[Dataset entries]
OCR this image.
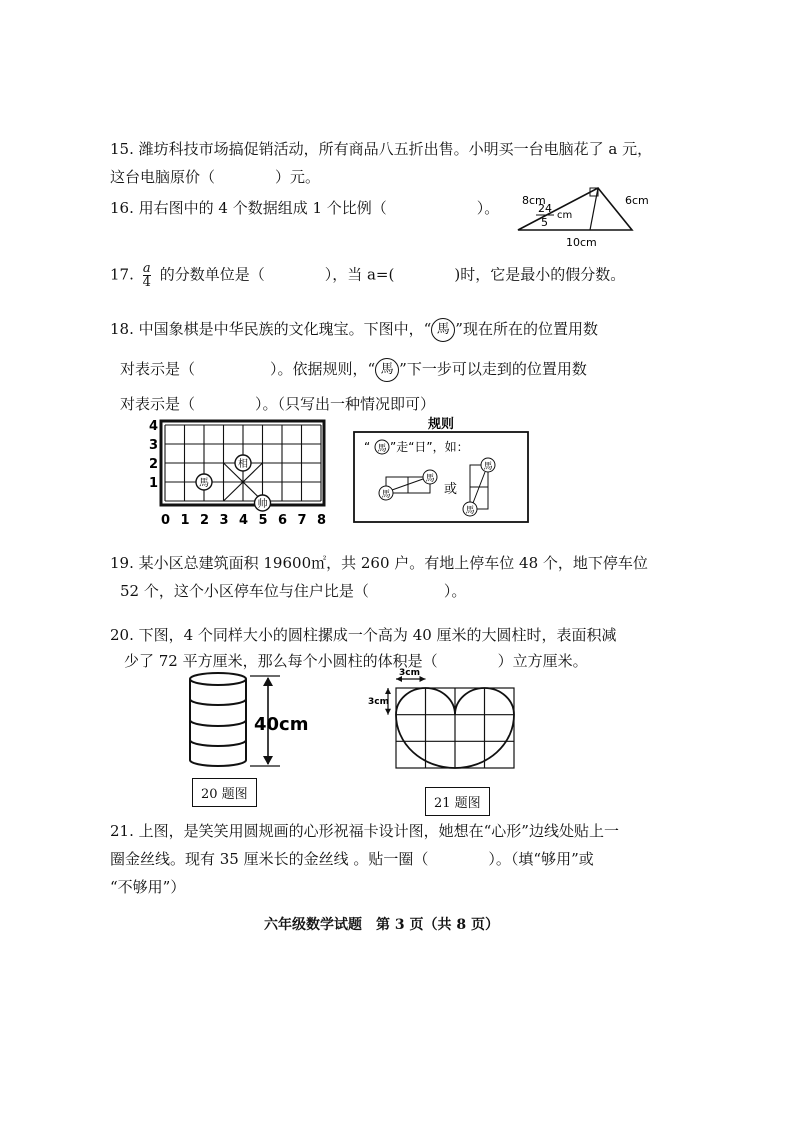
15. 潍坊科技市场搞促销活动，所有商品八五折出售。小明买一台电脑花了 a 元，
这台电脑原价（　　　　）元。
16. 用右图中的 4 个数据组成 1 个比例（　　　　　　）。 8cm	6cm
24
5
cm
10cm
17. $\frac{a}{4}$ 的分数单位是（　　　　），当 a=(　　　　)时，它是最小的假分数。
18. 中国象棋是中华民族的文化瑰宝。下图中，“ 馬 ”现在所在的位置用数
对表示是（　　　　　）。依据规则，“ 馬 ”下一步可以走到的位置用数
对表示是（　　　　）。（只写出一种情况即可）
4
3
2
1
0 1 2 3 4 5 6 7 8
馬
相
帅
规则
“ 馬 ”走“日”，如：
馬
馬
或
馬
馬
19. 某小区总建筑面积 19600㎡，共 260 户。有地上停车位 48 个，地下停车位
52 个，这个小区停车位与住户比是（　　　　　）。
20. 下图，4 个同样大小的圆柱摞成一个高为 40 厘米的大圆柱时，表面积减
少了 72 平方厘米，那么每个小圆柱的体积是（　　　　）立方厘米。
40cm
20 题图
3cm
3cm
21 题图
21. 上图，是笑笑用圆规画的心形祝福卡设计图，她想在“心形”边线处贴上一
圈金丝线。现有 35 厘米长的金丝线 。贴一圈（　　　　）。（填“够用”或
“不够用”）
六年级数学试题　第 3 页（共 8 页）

Written problem:
Report each line in the preceding entries that holds the string "对表示是".

Exercise solution:
对表示是（　　　　　）。依据规则，“ 馬 ”下一步可以走到的位置用数
对表示是（　　　　）。（只写出一种情况即可）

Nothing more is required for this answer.